Data records

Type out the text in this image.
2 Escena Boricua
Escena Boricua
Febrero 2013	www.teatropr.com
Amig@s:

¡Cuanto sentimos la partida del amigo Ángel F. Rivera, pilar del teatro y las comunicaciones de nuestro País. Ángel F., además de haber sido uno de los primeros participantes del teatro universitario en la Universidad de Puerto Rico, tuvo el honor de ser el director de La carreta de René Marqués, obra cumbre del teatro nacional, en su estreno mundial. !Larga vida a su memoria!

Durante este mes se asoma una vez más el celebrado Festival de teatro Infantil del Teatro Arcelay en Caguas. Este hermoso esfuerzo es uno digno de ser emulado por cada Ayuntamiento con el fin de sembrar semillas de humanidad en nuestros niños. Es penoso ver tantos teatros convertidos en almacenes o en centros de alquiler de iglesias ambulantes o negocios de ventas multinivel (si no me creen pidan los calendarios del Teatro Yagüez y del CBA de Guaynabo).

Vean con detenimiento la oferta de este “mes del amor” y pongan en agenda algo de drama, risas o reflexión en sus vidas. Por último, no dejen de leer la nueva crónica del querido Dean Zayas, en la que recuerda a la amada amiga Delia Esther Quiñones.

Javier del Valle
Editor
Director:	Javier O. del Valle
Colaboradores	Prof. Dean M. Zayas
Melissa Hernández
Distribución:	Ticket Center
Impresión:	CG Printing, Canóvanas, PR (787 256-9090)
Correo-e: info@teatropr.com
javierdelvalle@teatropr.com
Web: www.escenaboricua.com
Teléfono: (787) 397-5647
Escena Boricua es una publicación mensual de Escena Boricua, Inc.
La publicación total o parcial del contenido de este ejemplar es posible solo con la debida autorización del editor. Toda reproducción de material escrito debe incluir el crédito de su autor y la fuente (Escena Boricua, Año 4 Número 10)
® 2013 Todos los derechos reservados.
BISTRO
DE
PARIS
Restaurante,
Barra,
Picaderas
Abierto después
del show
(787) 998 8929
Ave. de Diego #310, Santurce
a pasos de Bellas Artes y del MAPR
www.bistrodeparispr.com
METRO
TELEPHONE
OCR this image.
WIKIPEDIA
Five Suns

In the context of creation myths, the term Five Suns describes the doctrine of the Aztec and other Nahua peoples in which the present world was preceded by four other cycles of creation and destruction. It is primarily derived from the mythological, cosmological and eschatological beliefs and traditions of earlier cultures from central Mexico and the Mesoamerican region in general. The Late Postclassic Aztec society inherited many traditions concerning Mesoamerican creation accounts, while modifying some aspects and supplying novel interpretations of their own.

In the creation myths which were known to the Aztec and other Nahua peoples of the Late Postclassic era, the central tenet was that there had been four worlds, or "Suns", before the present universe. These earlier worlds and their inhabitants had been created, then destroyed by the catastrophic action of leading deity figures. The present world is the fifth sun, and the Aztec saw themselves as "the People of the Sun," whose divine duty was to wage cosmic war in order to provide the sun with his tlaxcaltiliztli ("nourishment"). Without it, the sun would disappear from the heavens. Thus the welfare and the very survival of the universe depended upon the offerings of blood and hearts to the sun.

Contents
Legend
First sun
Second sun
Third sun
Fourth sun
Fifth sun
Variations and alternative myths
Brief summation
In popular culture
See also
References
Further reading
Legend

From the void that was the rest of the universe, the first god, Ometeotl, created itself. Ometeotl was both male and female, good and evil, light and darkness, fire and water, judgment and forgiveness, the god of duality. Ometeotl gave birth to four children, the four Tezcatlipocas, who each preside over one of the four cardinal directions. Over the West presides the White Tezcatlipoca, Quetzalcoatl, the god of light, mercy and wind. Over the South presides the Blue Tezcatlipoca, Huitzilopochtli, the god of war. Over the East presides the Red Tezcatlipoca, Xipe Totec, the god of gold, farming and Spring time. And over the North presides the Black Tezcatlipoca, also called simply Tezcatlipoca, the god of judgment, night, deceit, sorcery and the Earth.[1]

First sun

Request:
Extract all the material, leaving every line as it is.

Result of this exercise:
Type out the text in this image.
2 Escena Boricua
Escena Boricua
Febrero 2013	www.teatropr.com
Amig@s:

¡Cuanto sentimos la partida del amigo Ángel F. Rivera, pilar del teatro y las comunicaciones de nuestro País. Ángel F., además de haber sido uno de los primeros participantes del teatro universitario en la Universidad de Puerto Rico, tuvo el honor de ser el director de La carreta de René Marqués, obra cumbre del teatro nacional, en su estreno mundial. !Larga vida a su memoria!

Durante este mes se asoma una vez más el celebrado Festival de teatro Infantil del Teatro Arcelay en Caguas. Este hermoso esfuerzo es uno digno de ser emulado por cada Ayuntamiento con el fin de sembrar semillas de humanidad en nuestros niños. Es penoso ver tantos teatros convertidos en almacenes o en centros de alquiler de iglesias ambulantes o negocios de ventas multinivel (si no me creen pidan los calendarios del Teatro Yagüez y del CBA de Guaynabo).

Vean con detenimiento la oferta de este “mes del amor” y pongan en agenda algo de drama, risas o reflexión en sus vidas. Por último, no dejen de leer la nueva crónica del querido Dean Zayas, en la que recuerda a la amada amiga Delia Esther Quiñones.

Javier del Valle
Editor
Director:	Javier O. del Valle
Colaboradores	Prof. Dean M. Zayas
Melissa Hernández
Distribución:	Ticket Center
Impresión:	CG Printing, Canóvanas, PR (787 256-9090)
Correo-e: info@teatropr.com
javierdelvalle@teatropr.com
Web: www.escenaboricua.com
Teléfono: (787) 397-5647
Escena Boricua es una publicación mensual de Escena Boricua, Inc.
La publicación total o parcial del contenido de este ejemplar es posible solo con la debida autorización del editor. Toda reproducción de material escrito debe incluir el crédito de su autor y la fuente (Escena Boricua, Año 4 Número 10)
® 2013 Todos los derechos reservados.
BISTRO
DE
PARIS
Restaurante,
Barra,
Picaderas
Abierto después
del show
(787) 998 8929
Ave. de Diego #310, Santurce
a pasos de Bellas Artes y del MAPR
www.bistrodeparispr.com
METRO
TELEPHONE
OCR this image.
WIKIPEDIA
Five Suns

In the context of creation myths, the term Five Suns describes the doctrine of the Aztec and other Nahua peoples in which the present world was preceded by four other cycles of creation and destruction. It is primarily derived from the mythological, cosmological and eschatological beliefs and traditions of earlier cultures from central Mexico and the Mesoamerican region in general. The Late Postclassic Aztec society inherited many traditions concerning Mesoamerican creation accounts, while modifying some aspects and supplying novel interpretations of their own.

In the creation myths which were known to the Aztec and other Nahua peoples of the Late Postclassic era, the central tenet was that there had been four worlds, or "Suns", before the present universe. These earlier worlds and their inhabitants had been created, then destroyed by the catastrophic action of leading deity figures. The present world is the fifth sun, and the Aztec saw themselves as "the People of the Sun," whose divine duty was to wage cosmic war in order to provide the sun with his tlaxcaltiliztli ("nourishment"). Without it, the sun would disappear from the heavens. Thus the welfare and the very survival of the universe depended upon the offerings of blood and hearts to the sun.

Contents
Legend
First sun
Second sun
Third sun
Fourth sun
Fifth sun
Variations and alternative myths
Brief summation
In popular culture
See also
References
Further reading
Legend

From the void that was the rest of the universe, the first god, Ometeotl, created itself. Ometeotl was both male and female, good and evil, light and darkness, fire and water, judgment and forgiveness, the god of duality. Ometeotl gave birth to four children, the four Tezcatlipocas, who each preside over one of the four cardinal directions. Over the West presides the White Tezcatlipoca, Quetzalcoatl, the god of light, mercy and wind. Over the South presides the Blue Tezcatlipoca, Huitzilopochtli, the god of war. Over the East presides the Red Tezcatlipoca, Xipe Totec, the god of gold, farming and Spring time. And over the North presides the Black Tezcatlipoca, also called simply Tezcatlipoca, the god of judgment, night, deceit, sorcery and the Earth.[1]

First sun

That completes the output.